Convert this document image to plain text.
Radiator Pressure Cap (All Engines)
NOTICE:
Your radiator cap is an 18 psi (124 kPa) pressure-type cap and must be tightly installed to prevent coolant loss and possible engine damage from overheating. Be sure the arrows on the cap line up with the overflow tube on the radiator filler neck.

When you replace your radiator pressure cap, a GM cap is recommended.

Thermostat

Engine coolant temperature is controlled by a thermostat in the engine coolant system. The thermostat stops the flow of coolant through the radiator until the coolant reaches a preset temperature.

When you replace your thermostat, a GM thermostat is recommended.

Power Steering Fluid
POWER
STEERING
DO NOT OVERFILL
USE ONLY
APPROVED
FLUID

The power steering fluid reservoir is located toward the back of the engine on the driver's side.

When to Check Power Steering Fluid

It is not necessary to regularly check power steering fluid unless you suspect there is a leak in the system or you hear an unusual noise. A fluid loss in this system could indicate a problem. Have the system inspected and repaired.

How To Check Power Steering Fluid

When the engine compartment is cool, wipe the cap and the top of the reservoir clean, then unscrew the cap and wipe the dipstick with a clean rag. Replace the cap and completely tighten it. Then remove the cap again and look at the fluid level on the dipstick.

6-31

○ ○ ○

- _Stated problem_:
Take the data above and return it exactly.

- _Problem solution_:
Convert this document image to plain text.
Radiator Pressure Cap (All Engines)
NOTICE:
Your radiator cap is an 18 psi (124 kPa) pressure-type cap and must be tightly installed to prevent coolant loss and possible engine damage from overheating. Be sure the arrows on the cap line up with the overflow tube on the radiator filler neck.

When you replace your radiator pressure cap, a GM cap is recommended.

Thermostat

Engine coolant temperature is controlled by a thermostat in the engine coolant system. The thermostat stops the flow of coolant through the radiator until the coolant reaches a preset temperature.

When you replace your thermostat, a GM thermostat is recommended.

Power Steering Fluid
POWER
STEERING
DO NOT OVERFILL
USE ONLY
APPROVED
FLUID

The power steering fluid reservoir is located toward the back of the engine on the driver's side.

When to Check Power Steering Fluid

It is not necessary to regularly check power steering fluid unless you suspect there is a leak in the system or you hear an unusual noise. A fluid loss in this system could indicate a problem. Have the system inspected and repaired.

How To Check Power Steering Fluid

When the engine compartment is cool, wipe the cap and the top of the reservoir clean, then unscrew the cap and wipe the dipstick with a clean rag. Replace the cap and completely tighten it. Then remove the cap again and look at the fluid level on the dipstick.

6-31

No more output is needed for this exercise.